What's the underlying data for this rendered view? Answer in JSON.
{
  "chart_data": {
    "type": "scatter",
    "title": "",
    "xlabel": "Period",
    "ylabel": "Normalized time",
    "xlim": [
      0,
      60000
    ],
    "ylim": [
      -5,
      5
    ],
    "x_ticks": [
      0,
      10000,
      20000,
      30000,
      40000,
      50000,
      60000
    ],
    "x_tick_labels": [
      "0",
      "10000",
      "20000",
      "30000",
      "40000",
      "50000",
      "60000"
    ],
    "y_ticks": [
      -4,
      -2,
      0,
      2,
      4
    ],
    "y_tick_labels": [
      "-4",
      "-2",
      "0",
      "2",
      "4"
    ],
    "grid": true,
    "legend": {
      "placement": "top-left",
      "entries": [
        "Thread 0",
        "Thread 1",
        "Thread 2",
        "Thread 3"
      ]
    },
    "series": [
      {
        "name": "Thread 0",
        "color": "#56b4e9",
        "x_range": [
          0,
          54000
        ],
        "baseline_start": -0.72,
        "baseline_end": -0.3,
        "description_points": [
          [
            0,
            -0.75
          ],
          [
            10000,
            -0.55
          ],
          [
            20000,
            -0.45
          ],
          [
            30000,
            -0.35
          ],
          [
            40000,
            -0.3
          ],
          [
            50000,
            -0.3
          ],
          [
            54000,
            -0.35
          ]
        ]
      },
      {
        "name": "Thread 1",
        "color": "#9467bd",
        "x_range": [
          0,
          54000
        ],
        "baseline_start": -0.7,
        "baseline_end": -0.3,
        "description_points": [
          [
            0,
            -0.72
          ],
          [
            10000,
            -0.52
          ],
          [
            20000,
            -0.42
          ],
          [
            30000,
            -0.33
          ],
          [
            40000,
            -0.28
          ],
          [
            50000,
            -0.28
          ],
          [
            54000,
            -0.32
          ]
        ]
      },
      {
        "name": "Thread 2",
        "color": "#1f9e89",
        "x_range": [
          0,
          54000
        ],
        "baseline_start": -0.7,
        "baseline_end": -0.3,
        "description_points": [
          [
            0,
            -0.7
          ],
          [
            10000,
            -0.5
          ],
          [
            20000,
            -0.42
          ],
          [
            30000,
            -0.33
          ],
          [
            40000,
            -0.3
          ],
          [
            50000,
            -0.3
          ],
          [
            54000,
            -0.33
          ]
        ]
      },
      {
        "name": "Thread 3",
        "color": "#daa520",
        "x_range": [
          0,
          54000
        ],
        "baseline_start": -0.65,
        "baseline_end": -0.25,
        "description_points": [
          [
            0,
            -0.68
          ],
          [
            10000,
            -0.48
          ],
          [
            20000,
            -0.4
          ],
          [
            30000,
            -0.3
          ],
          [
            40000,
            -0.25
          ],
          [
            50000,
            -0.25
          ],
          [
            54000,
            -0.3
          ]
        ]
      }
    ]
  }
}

----

Task prompt:
Write out every entry word for word.

Result:
What's the underlying data for this rendered view? Answer in JSON.
{
  "chart_data": {
    "type": "scatter",
    "title": "",
    "xlabel": "Period",
    "ylabel": "Normalized time",
    "xlim": [
      0,
      60000
    ],
    "ylim": [
      -5,
      5
    ],
    "x_ticks": [
      0,
      10000,
      20000,
      30000,
      40000,
      50000,
      60000
    ],
    "x_tick_labels": [
      "0",
      "10000",
      "20000",
      "30000",
      "40000",
      "50000",
      "60000"
    ],
    "y_ticks": [
      -4,
      -2,
      0,
      2,
      4
    ],
    "y_tick_labels": [
      "-4",
      "-2",
      "0",
      "2",
      "4"
    ],
    "grid": true,
    "legend": {
      "placement": "top-left",
      "entries": [
        "Thread 0",
        "Thread 1",
        "Thread 2",
        "Thread 3"
      ]
    },
    "series": [
      {
        "name": "Thread 0",
        "color": "#56b4e9",
        "x_range": [
          0,
          54000
        ],
        "baseline_start": -0.72,
        "baseline_end": -0.3,
        "description_points": [
          [
            0,
            -0.75
          ],
          [
            10000,
            -0.55
          ],
          [
            20000,
            -0.45
          ],
          [
            30000,
            -0.35
          ],
          [
            40000,
            -0.3
          ],
          [
            50000,
            -0.3
          ],
          [
            54000,
            -0.35
          ]
        ]
      },
      {
        "name": "Thread 1",
        "color": "#9467bd",
        "x_range": [
          0,
          54000
        ],
        "baseline_start": -0.7,
        "baseline_end": -0.3,
        "description_points": [
          [
            0,
            -0.72
          ],
          [
            10000,
            -0.52
          ],
          [
            20000,
            -0.42
          ],
          [
            30000,
            -0.33
          ],
          [
            40000,
            -0.28
          ],
          [
            50000,
            -0.28
          ],
          [
            54000,
            -0.32
          ]
        ]
      },
      {
        "name": "Thread 2",
        "color": "#1f9e89",
        "x_range": [
          0,
          54000
        ],
        "baseline_start": -0.7,
        "baseline_end": -0.3,
        "description_points": [
          [
            0,
            -0.7
          ],
          [
            10000,
            -0.5
          ],
          [
            20000,
            -0.42
          ],
          [
            30000,
            -0.33
          ],
          [
            40000,
            -0.3
          ],
          [
            50000,
            -0.3
          ],
          [
            54000,
            -0.33
          ]
        ]
      },
      {
        "name": "Thread 3",
        "color": "#daa520",
        "x_range": [
          0,
          54000
        ],
        "baseline_start": -0.65,
        "baseline_end": -0.25,
        "description_points": [
          [
            0,
            -0.68
          ],
          [
            10000,
            -0.48
          ],
          [
            20000,
            -0.4
          ],
          [
            30000,
            -0.3
          ],
          [
            40000,
            -0.25
          ],
          [
            50000,
            -0.25
          ],
          [
            54000,
            -0.3
          ]
        ]
      }
    ]
  }
}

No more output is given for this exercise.